==== RECORDS SUPPLIED

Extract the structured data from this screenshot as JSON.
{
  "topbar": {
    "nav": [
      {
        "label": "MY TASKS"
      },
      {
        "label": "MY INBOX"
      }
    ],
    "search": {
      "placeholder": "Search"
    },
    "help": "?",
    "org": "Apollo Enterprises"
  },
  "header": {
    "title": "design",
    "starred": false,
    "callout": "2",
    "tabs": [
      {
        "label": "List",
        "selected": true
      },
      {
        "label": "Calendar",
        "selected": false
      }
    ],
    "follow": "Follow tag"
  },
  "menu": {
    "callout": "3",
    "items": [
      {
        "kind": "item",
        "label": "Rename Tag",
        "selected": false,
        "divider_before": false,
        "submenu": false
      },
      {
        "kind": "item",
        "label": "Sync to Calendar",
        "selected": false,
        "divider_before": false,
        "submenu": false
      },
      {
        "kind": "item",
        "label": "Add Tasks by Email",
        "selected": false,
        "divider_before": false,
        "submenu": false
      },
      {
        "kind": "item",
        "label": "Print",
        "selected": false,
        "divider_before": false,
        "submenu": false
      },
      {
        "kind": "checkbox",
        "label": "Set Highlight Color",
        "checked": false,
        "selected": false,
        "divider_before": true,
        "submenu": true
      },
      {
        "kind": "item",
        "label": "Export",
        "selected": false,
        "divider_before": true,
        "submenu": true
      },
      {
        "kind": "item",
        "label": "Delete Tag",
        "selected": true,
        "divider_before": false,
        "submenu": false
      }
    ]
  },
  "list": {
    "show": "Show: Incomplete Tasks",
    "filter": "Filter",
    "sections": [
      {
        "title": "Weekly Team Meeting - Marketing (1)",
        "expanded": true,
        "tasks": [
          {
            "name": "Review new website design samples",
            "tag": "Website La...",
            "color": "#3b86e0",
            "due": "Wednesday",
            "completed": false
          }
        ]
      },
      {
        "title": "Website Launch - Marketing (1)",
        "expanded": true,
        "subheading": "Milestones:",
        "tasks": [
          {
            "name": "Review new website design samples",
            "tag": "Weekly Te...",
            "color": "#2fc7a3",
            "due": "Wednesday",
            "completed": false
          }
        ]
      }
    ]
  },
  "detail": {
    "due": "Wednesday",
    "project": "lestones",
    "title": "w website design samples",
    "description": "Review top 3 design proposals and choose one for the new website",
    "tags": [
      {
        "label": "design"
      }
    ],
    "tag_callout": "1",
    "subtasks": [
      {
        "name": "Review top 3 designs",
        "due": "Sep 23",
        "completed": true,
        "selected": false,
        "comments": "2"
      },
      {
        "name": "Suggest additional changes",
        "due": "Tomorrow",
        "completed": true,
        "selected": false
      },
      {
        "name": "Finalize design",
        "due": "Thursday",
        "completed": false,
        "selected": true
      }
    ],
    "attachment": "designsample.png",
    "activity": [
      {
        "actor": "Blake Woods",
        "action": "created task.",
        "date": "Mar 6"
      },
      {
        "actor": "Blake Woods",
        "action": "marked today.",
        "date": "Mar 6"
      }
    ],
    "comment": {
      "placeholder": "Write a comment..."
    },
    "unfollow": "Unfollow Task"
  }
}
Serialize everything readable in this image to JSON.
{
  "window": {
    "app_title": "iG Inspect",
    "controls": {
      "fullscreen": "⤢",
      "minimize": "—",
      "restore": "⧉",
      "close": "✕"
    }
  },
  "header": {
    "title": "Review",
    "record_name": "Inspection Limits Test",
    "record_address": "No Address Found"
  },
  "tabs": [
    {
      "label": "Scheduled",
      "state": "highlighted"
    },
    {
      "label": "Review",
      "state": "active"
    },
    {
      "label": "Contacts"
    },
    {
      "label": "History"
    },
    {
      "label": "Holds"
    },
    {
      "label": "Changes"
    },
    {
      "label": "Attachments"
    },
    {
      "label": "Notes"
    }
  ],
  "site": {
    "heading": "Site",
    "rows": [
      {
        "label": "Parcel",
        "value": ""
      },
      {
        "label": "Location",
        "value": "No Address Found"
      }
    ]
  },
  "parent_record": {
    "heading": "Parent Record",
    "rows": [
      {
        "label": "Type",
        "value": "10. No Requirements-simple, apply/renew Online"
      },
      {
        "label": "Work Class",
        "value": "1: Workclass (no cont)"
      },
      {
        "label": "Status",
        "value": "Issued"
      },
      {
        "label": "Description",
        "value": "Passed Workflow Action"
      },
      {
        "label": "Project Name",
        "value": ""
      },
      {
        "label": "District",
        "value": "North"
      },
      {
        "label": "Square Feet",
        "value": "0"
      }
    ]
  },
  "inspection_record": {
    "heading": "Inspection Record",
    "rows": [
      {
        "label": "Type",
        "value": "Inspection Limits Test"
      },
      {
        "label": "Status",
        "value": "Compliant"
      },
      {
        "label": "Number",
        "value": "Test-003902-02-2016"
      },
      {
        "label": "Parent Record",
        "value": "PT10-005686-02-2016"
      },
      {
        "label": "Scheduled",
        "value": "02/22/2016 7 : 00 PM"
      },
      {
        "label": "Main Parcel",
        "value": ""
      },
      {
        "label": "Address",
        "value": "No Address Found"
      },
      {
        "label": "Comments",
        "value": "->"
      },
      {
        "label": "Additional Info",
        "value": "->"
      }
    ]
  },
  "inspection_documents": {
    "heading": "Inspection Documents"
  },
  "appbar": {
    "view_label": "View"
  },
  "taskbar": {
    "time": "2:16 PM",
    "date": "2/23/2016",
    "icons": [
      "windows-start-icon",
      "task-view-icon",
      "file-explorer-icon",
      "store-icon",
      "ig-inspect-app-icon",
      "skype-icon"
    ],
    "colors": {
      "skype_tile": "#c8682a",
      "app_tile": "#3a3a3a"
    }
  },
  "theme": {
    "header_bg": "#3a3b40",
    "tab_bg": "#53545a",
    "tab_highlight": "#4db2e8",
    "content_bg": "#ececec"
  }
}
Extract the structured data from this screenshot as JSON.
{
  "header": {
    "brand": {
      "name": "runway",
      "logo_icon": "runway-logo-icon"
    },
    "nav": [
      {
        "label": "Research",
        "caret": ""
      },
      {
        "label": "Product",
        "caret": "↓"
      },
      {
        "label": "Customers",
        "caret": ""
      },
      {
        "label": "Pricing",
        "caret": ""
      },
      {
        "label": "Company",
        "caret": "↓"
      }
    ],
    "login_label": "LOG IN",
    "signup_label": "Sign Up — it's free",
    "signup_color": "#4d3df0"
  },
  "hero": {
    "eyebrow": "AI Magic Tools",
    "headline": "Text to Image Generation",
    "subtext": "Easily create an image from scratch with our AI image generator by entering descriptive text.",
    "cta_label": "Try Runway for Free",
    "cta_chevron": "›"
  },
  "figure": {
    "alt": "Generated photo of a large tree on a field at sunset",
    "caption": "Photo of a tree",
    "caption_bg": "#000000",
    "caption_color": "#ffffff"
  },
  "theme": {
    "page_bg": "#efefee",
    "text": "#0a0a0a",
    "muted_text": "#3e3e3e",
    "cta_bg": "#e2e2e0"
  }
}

========

Write out all the lines again, exactly as they are.

Extract the structured data from this screenshot as JSON.
{
  "topbar": {
    "nav": [
      {
        "label": "MY TASKS"
      },
      {
        "label": "MY INBOX"
      }
    ],
    "search": {
      "placeholder": "Search"
    },
    "help": "?",
    "org": "Apollo Enterprises"
  },
  "header": {
    "title": "design",
    "starred": false,
    "callout": "2",
    "tabs": [
      {
        "label": "List",
        "selected": true
      },
      {
        "label": "Calendar",
        "selected": false
      }
    ],
    "follow": "Follow tag"
  },
  "menu": {
    "callout": "3",
    "items": [
      {
        "kind": "item",
        "label": "Rename Tag",
        "selected": false,
        "divider_before": false,
        "submenu": false
      },
      {
        "kind": "item",
        "label": "Sync to Calendar",
        "selected": false,
        "divider_before": false,
        "submenu": false
      },
      {
        "kind": "item",
        "label": "Add Tasks by Email",
        "selected": false,
        "divider_before": false,
        "submenu": false
      },
      {
        "kind": "item",
        "label": "Print",
        "selected": false,
        "divider_before": false,
        "submenu": false
      },
      {
        "kind": "checkbox",
        "label": "Set Highlight Color",
        "checked": false,
        "selected": false,
        "divider_before": true,
        "submenu": true
      },
      {
        "kind": "item",
        "label": "Export",
        "selected": false,
        "divider_before": true,
        "submenu": true
      },
      {
        "kind": "item",
        "label": "Delete Tag",
        "selected": true,
        "divider_before": false,
        "submenu": false
      }
    ]
  },
  "list": {
    "show": "Show: Incomplete Tasks",
    "filter": "Filter",
    "sections": [
      {
        "title": "Weekly Team Meeting - Marketing (1)",
        "expanded": true,
        "tasks": [
          {
            "name": "Review new website design samples",
            "tag": "Website La...",
            "color": "#3b86e0",
            "due": "Wednesday",
            "completed": false
          }
        ]
      },
      {
        "title": "Website Launch - Marketing (1)",
        "expanded": true,
        "subheading": "Milestones:",
        "tasks": [
          {
            "name": "Review new website design samples",
            "tag": "Weekly Te...",
            "color": "#2fc7a3",
            "due": "Wednesday",
            "completed": false
          }
        ]
      }
    ]
  },
  "detail": {
    "due": "Wednesday",
    "project": "lestones",
    "title": "w website design samples",
    "description": "Review top 3 design proposals and choose one for the new website",
    "tags": [
      {
        "label": "design"
      }
    ],
    "tag_callout": "1",
    "subtasks": [
      {
        "name": "Review top 3 designs",
        "due": "Sep 23",
        "completed": true,
        "selected": false,
        "comments": "2"
      },
      {
        "name": "Suggest additional changes",
        "due": "Tomorrow",
        "completed": true,
        "selected": false
      },
      {
        "name": "Finalize design",
        "due": "Thursday",
        "completed": false,
        "selected": true
      }
    ],
    "attachment": "designsample.png",
    "activity": [
      {
        "actor": "Blake Woods",
        "action": "created task.",
        "date": "Mar 6"
      },
      {
        "actor": "Blake Woods",
        "action": "marked today.",
        "date": "Mar 6"
      }
    ],
    "comment": {
      "placeholder": "Write a comment..."
    },
    "unfollow": "Unfollow Task"
  }
}
Serialize everything readable in this image to JSON.
{
  "window": {
    "app_title": "iG Inspect",
    "controls": {
      "fullscreen": "⤢",
      "minimize": "—",
      "restore": "⧉",
      "close": "✕"
    }
  },
  "header": {
    "title": "Review",
    "record_name": "Inspection Limits Test",
    "record_address": "No Address Found"
  },
  "tabs": [
    {
      "label": "Scheduled",
      "state": "highlighted"
    },
    {
      "label": "Review",
      "state": "active"
    },
    {
      "label": "Contacts"
    },
    {
      "label": "History"
    },
    {
      "label": "Holds"
    },
    {
      "label": "Changes"
    },
    {
      "label": "Attachments"
    },
    {
      "label": "Notes"
    }
  ],
  "site": {
    "heading": "Site",
    "rows": [
      {
        "label": "Parcel",
        "value": ""
      },
      {
        "label": "Location",
        "value": "No Address Found"
      }
    ]
  },
  "parent_record": {
    "heading": "Parent Record",
    "rows": [
      {
        "label": "Type",
        "value": "10. No Requirements-simple, apply/renew Online"
      },
      {
        "label": "Work Class",
        "value": "1: Workclass (no cont)"
      },
      {
        "label": "Status",
        "value": "Issued"
      },
      {
        "label": "Description",
        "value": "Passed Workflow Action"
      },
      {
        "label": "Project Name",
        "value": ""
      },
      {
        "label": "District",
        "value": "North"
      },
      {
        "label": "Square Feet",
        "value": "0"
      }
    ]
  },
  "inspection_record": {
    "heading": "Inspection Record",
    "rows": [
      {
        "label": "Type",
        "value": "Inspection Limits Test"
      },
      {
        "label": "Status",
        "value": "Compliant"
      },
      {
        "label": "Number",
        "value": "Test-003902-02-2016"
      },
      {
        "label": "Parent Record",
        "value": "PT10-005686-02-2016"
      },
      {
        "label": "Scheduled",
        "value": "02/22/2016 7 : 00 PM"
      },
      {
        "label": "Main Parcel",
        "value": ""
      },
      {
        "label": "Address",
        "value": "No Address Found"
      },
      {
        "label": "Comments",
        "value": "->"
      },
      {
        "label": "Additional Info",
        "value": "->"
      }
    ]
  },
  "inspection_documents": {
    "heading": "Inspection Documents"
  },
  "appbar": {
    "view_label": "View"
  },
  "taskbar": {
    "time": "2:16 PM",
    "date": "2/23/2016",
    "icons": [
      "windows-start-icon",
      "task-view-icon",
      "file-explorer-icon",
      "store-icon",
      "ig-inspect-app-icon",
      "skype-icon"
    ],
    "colors": {
      "skype_tile": "#c8682a",
      "app_tile": "#3a3a3a"
    }
  },
  "theme": {
    "header_bg": "#3a3b40",
    "tab_bg": "#53545a",
    "tab_highlight": "#4db2e8",
    "content_bg": "#ececec"
  }
}
Extract the structured data from this screenshot as JSON.
{
  "header": {
    "brand": {
      "name": "runway",
      "logo_icon": "runway-logo-icon"
    },
    "nav": [
      {
        "label": "Research",
        "caret": ""
      },
      {
        "label": "Product",
        "caret": "↓"
      },
      {
        "label": "Customers",
        "caret": ""
      },
      {
        "label": "Pricing",
        "caret": ""
      },
      {
        "label": "Company",
        "caret": "↓"
      }
    ],
    "login_label": "LOG IN",
    "signup_label": "Sign Up — it's free",
    "signup_color": "#4d3df0"
  },
  "hero": {
    "eyebrow": "AI Magic Tools",
    "headline": "Text to Image Generation",
    "subtext": "Easily create an image from scratch with our AI image generator by entering descriptive text.",
    "cta_label": "Try Runway for Free",
    "cta_chevron": "›"
  },
  "figure": {
    "alt": "Generated photo of a large tree on a field at sunset",
    "caption": "Photo of a tree",
    "caption_bg": "#000000",
    "caption_color": "#ffffff"
  },
  "theme": {
    "page_bg": "#efefee",
    "text": "#0a0a0a",
    "muted_text": "#3e3e3e",
    "cta_bg": "#e2e2e0"
  }
}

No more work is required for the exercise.